● Angezeigter Textauszug:
◆ ◆ ◆ ◆ ◆

Mit Deutschland beginnt die neue Trio-Präsidentschaft
Die Corona-Krise hat das Programm des kommenden Präsidentschaftstrios stark mitbestimmt.
UM – 06/2020
Wenn Deutschland am 1. Juli den Vorsitz im Rat der
Europäischen Union übernimmt, dann ist dies zugleich der Startschuss für die
Neuauflage der Trio-Präsidentschaft mit Portugal und Slowenien. Das Dreierteam
hatte zuletzt in den Jahren 2007 und 2008 zusammengearbeitet. Das Programm
der Trio-Präsidentschaft beinhaltet die gemeinsamen Ziele, auf deren
Basis jedes der drei beteiligten Länder sein eigenes Sechsmonatsprogramm auflegt.
Damit soll der politische Prozess auf der europäischen Ebene verstetigt werden.
Programm für ein starkes Europa
Europa soll stärker, gerechter und nachhaltiger aus der
Corona-Pandemie hervorgehen - das ist das übergeordnete Ziel des
Dreiervorsitzes von Deutschland, Portugal und Slowenien im Rat der Europäischen
Union. Wie das aussehen soll, ist in einem 30-seitigen Programm für die
achtzehn Monate bis zum 31. Dezember 2021 niedergelegt. Die Corona-Krise hat
das Programm maßgeblich mitbestimmt.
Der Brexit ist noch nicht ausgehandelt
Die Aktionsbereiche zur Covid-19-Pandemie, zur Bewältigung
ihrer sozio-ökonomischen Folgen sowie zur Verbesserung des europäischen
Krisenmanagements wurden bereits in der Gemeinsamen
Erklärung der Mitglieder des Europäischen Rates vom 26. März 2020 festgelegt. Daneben sind die Verhandlungen zum Mehrjährigen Finanzrahmen 2021
bis 2027 zusammen mit dem neuen Wiederaufbaufonds sowie das künftige Verhältnis
der EU zum Vereinigten Königreich als Aufgaben gesetzt. Wichtige politische
Zielsetzungen der strategischen Agenda wie Klima („Green Deal“), Wettbewerbsfähigkeit,
Digitales, Soziales und Europas Rolle in der Welt werden adressiert.

◆ ◆ ◆ ◆ ◆

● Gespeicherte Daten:
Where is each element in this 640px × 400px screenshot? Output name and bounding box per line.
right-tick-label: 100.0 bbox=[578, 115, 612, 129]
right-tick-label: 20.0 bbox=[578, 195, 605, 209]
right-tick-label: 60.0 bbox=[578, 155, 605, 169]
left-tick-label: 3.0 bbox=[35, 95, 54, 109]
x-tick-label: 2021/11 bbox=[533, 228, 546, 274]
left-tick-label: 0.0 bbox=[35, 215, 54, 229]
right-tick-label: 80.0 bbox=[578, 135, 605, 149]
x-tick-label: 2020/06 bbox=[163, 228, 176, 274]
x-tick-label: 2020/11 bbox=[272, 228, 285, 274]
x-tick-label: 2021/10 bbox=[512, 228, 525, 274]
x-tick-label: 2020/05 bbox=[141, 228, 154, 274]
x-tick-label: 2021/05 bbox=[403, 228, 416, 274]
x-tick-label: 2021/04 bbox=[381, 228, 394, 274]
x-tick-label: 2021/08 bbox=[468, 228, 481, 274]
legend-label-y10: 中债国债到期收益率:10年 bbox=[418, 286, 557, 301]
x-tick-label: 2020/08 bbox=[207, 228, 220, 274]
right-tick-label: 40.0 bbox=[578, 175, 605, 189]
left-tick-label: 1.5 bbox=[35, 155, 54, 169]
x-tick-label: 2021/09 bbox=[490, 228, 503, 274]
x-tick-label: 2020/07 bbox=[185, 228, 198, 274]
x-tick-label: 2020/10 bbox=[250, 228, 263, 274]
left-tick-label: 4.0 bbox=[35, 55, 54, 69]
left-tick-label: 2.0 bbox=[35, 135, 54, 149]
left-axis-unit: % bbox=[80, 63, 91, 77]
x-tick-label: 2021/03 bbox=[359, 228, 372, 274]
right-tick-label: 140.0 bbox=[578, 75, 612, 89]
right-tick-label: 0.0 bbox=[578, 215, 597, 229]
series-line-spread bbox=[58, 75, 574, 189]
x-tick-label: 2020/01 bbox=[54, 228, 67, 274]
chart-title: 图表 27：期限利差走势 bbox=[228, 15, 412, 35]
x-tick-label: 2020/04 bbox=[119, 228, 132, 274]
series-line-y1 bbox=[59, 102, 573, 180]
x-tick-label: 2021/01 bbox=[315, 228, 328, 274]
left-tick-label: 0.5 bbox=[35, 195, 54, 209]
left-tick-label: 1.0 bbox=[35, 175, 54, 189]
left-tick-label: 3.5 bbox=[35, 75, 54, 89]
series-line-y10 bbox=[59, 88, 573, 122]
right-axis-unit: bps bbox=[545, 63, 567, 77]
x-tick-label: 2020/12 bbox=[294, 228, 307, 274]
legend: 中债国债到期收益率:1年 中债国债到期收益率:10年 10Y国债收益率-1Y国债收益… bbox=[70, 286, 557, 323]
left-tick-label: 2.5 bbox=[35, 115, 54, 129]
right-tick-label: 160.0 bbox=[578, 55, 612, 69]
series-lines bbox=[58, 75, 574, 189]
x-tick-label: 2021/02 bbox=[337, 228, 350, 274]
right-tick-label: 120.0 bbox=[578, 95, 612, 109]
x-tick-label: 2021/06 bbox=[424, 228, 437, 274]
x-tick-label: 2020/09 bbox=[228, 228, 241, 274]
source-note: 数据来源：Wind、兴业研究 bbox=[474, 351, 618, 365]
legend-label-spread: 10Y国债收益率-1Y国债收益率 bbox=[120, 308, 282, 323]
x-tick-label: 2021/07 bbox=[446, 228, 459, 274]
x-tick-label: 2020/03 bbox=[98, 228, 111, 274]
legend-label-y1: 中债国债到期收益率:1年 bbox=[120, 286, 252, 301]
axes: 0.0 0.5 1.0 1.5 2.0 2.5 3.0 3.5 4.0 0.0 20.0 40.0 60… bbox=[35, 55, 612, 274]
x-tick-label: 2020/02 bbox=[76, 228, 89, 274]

◆ ◆ ◆ ◆ ◆

Gib aus dem Text über die Trio-Präsidentschaft den Abschnitt von „Der Brexit ist“ bis einschließlich „Welt werden adressiert.“ wortgetreu wieder.

● Lösung der Aufgabe:
Der Brexit ist noch nicht ausgehandelt
Die Aktionsbereiche zur Covid-19-Pandemie, zur Bewältigung
ihrer sozio-ökonomischen Folgen sowie zur Verbesserung des europäischen
Krisenmanagements wurden bereits in der Gemeinsamen
Erklärung der Mitglieder des Europäischen Rates vom 26. März 2020 festgelegt. Daneben sind die Verhandlungen zum Mehrjährigen Finanzrahmen 2021
bis 2027 zusammen mit dem neuen Wiederaufbaufonds sowie das künftige Verhältnis
der EU zum Vereinigten Königreich als Aufgaben gesetzt. Wichtige politische
Zielsetzungen der strategischen Agenda wie Klima („Green Deal“), Wettbewerbsfähigkeit,
Digitales, Soziales und Europas Rolle in der Welt werden adressiert.